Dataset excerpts
+++
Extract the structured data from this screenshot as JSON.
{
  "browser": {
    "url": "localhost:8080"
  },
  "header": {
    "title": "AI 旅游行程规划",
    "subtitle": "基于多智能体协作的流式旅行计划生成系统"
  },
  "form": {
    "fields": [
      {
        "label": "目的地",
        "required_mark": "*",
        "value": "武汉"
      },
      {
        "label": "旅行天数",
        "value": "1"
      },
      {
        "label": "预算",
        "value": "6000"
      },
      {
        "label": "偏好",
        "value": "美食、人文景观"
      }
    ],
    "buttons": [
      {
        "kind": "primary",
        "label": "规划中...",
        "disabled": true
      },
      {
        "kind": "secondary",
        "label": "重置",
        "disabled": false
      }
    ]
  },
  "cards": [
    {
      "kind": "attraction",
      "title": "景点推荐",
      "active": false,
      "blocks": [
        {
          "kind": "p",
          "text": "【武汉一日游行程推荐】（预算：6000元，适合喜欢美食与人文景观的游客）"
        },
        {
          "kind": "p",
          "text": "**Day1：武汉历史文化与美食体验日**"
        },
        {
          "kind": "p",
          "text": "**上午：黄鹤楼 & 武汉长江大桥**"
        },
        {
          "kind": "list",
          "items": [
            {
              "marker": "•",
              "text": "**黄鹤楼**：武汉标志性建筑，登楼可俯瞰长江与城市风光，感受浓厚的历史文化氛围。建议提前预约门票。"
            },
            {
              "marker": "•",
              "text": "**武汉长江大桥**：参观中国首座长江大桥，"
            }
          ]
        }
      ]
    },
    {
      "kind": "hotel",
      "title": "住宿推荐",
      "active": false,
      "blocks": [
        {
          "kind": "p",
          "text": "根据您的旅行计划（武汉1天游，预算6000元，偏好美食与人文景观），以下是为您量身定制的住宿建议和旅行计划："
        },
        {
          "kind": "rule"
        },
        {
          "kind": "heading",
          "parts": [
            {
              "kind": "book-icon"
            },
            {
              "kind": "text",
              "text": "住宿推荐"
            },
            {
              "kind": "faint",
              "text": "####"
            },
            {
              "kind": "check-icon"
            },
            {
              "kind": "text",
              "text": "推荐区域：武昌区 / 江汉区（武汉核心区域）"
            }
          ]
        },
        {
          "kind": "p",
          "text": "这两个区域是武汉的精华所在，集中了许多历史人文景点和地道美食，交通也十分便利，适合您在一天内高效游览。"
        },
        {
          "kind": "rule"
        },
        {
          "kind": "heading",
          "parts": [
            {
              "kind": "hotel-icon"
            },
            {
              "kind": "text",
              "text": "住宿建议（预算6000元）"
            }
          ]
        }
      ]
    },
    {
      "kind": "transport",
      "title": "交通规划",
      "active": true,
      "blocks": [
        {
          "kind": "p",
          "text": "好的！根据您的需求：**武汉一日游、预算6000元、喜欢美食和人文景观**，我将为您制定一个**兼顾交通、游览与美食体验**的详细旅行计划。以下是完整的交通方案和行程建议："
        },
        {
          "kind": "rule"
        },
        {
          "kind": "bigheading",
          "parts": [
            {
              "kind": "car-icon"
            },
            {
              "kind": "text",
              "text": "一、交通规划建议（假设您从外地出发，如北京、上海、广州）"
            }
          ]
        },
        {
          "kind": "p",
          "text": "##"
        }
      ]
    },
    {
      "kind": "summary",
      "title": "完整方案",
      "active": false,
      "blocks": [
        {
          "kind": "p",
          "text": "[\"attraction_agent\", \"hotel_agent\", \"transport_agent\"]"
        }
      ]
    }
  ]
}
+++
* Problem details *
Every entry in the listing must be retyped exactly.

* Full answer *
Extract the structured data from this screenshot as JSON.
{
  "browser": {
    "url": "localhost:8080"
  },
  "header": {
    "title": "AI 旅游行程规划",
    "subtitle": "基于多智能体协作的流式旅行计划生成系统"
  },
  "form": {
    "fields": [
      {
        "label": "目的地",
        "required_mark": "*",
        "value": "武汉"
      },
      {
        "label": "旅行天数",
        "value": "1"
      },
      {
        "label": "预算",
        "value": "6000"
      },
      {
        "label": "偏好",
        "value": "美食、人文景观"
      }
    ],
    "buttons": [
      {
        "kind": "primary",
        "label": "规划中...",
        "disabled": true
      },
      {
        "kind": "secondary",
        "label": "重置",
        "disabled": false
      }
    ]
  },
  "cards": [
    {
      "kind": "attraction",
      "title": "景点推荐",
      "active": false,
      "blocks": [
        {
          "kind": "p",
          "text": "【武汉一日游行程推荐】（预算：6000元，适合喜欢美食与人文景观的游客）"
        },
        {
          "kind": "p",
          "text": "**Day1：武汉历史文化与美食体验日**"
        },
        {
          "kind": "p",
          "text": "**上午：黄鹤楼 & 武汉长江大桥**"
        },
        {
          "kind": "list",
          "items": [
            {
              "marker": "•",
              "text": "**黄鹤楼**：武汉标志性建筑，登楼可俯瞰长江与城市风光，感受浓厚的历史文化氛围。建议提前预约门票。"
            },
            {
              "marker": "•",
              "text": "**武汉长江大桥**：参观中国首座长江大桥，"
            }
          ]
        }
      ]
    },
    {
      "kind": "hotel",
      "title": "住宿推荐",
      "active": false,
      "blocks": [
        {
          "kind": "p",
          "text": "根据您的旅行计划（武汉1天游，预算6000元，偏好美食与人文景观），以下是为您量身定制的住宿建议和旅行计划："
        },
        {
          "kind": "rule"
        },
        {
          "kind": "heading",
          "parts": [
            {
              "kind": "book-icon"
            },
            {
              "kind": "text",
              "text": "住宿推荐"
            },
            {
              "kind": "faint",
              "text": "####"
            },
            {
              "kind": "check-icon"
            },
            {
              "kind": "text",
              "text": "推荐区域：武昌区 / 江汉区（武汉核心区域）"
            }
          ]
        },
        {
          "kind": "p",
          "text": "这两个区域是武汉的精华所在，集中了许多历史人文景点和地道美食，交通也十分便利，适合您在一天内高效游览。"
        },
        {
          "kind": "rule"
        },
        {
          "kind": "heading",
          "parts": [
            {
              "kind": "hotel-icon"
            },
            {
              "kind": "text",
              "text": "住宿建议（预算6000元）"
            }
          ]
        }
      ]
    },
    {
      "kind": "transport",
      "title": "交通规划",
      "active": true,
      "blocks": [
        {
          "kind": "p",
          "text": "好的！根据您的需求：**武汉一日游、预算6000元、喜欢美食和人文景观**，我将为您制定一个**兼顾交通、游览与美食体验**的详细旅行计划。以下是完整的交通方案和行程建议："
        },
        {
          "kind": "rule"
        },
        {
          "kind": "bigheading",
          "parts": [
            {
              "kind": "car-icon"
            },
            {
              "kind": "text",
              "text": "一、交通规划建议（假设您从外地出发，如北京、上海、广州）"
            }
          ]
        },
        {
          "kind": "p",
          "text": "##"
        }
      ]
    },
    {
      "kind": "summary",
      "title": "完整方案",
      "active": false,
      "blocks": [
        {
          "kind": "p",
          "text": "[\"attraction_agent\", \"hotel_agent\", \"transport_agent\"]"
        }
      ]
    }
  ]
}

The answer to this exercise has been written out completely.